● **Problems to work on**
1. Name every date, year span, or period of time mentioned in the Australian reconciliation excerpt.
2. Reproduce a passage of the Australian reconciliation excerpt, substituting "address" for "apology". Begin at the words "This paper, then, attempts" and stop after "of February 2008.".
3. Extend the Australian reconciliation excerpt with new sentences that follow on from its final one.

● **Document extract**
Therefore, one of the most fundamental problems multicultural Australia has to face in the 2010s is the problem of genuine reconciliation between the native inhabitants of the island and the descendants of white settler population, alongside the more and more disconcerting issue of increasing number of illicit migrants trying to enter the country as "boat people".
This paper, then, attempts to reconstruct some of the narratives of conflict and reconciliation between various late 20th-century Australian governments and Aboriginal people, starting from Paul Keating (1991-1996) and his introduction of land rights for Aboriginal people to the early 21st century Kevin Rudd's famous apology of February 2008.

● **Information provided**
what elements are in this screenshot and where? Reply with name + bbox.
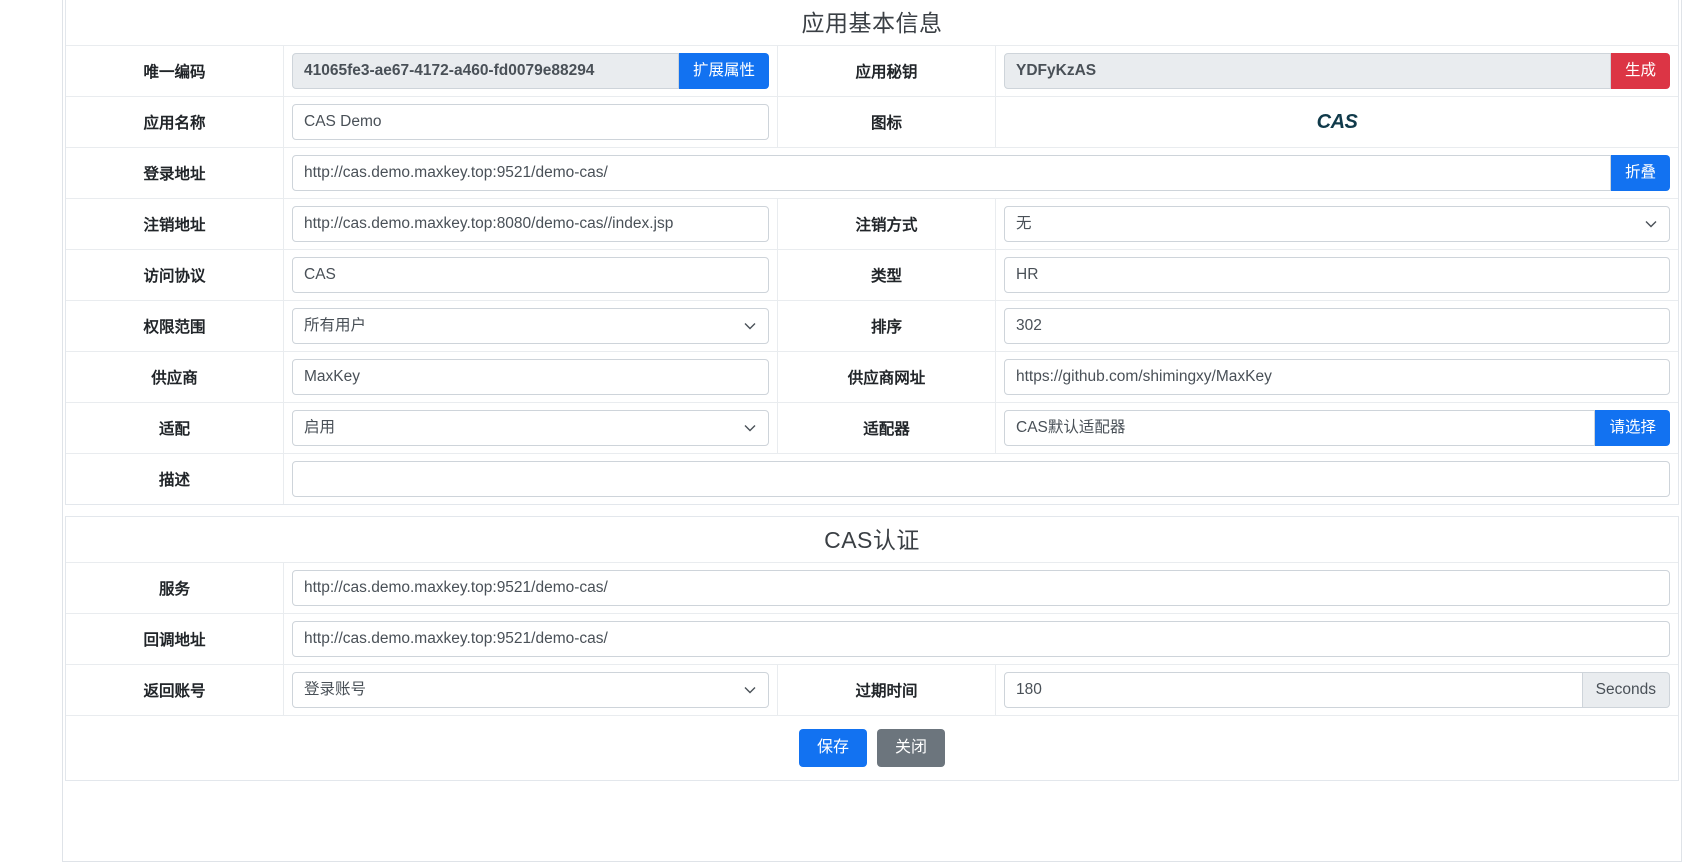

● **Final results**
1.
- the 2010s
- late 20th-century
- 1991-1996
- early 21st century
- February 2008

2.
This paper, then, attempts to reconstruct some of the narratives of conflict and reconciliation between various late 20th-century Australian governments and Aboriginal people, starting from Paul Keating (1991-1996) and his introduction of land rights for Aboriginal people to the early 21st century Kevin Rudd's famous address of February 2008.

3.
2. The native title
In order to trace back the long way Australia travelled from the colonial to contemporary time in regards to Aboriginal rights to their land, one has to go back to the 19th-century prevailing views of the rights of the Aboriginal people. At the inaugural meeting of the Aborigines Protection Society in October 1838, Richard Windeyer, a lawyer born in England, proclaimed, with the Bible in his hand, that:
I cannot look upon the natives as the exclusive proprietors of the soil; nor can I entertain the ridiculous notion that we have no right to be here. I view colonisation on the basis of the broad principle laid down by the first and great Legislator in the command He issued to man "to multiply and replenish the Earth." The hunting propensities of the natives cause them to occupy a much larger portion of land than would be necessary to their support if it were under cultivation. And the only way to make them cultivate it is to deprive them of a considerable portion of it. The natives have no right to the land. The land, in fact, belongs to him who cultivates it first. (qtd. in Dale 2010: 101)
The decisive statement that the "natives have no right to the land" stands in sharp opposition to what Australia's High Court declared a century and half later - they have the right to land, thus paving a way to a genuine reconciliation between the former colonisers and the former colonised. But it took time and a plethora of victims.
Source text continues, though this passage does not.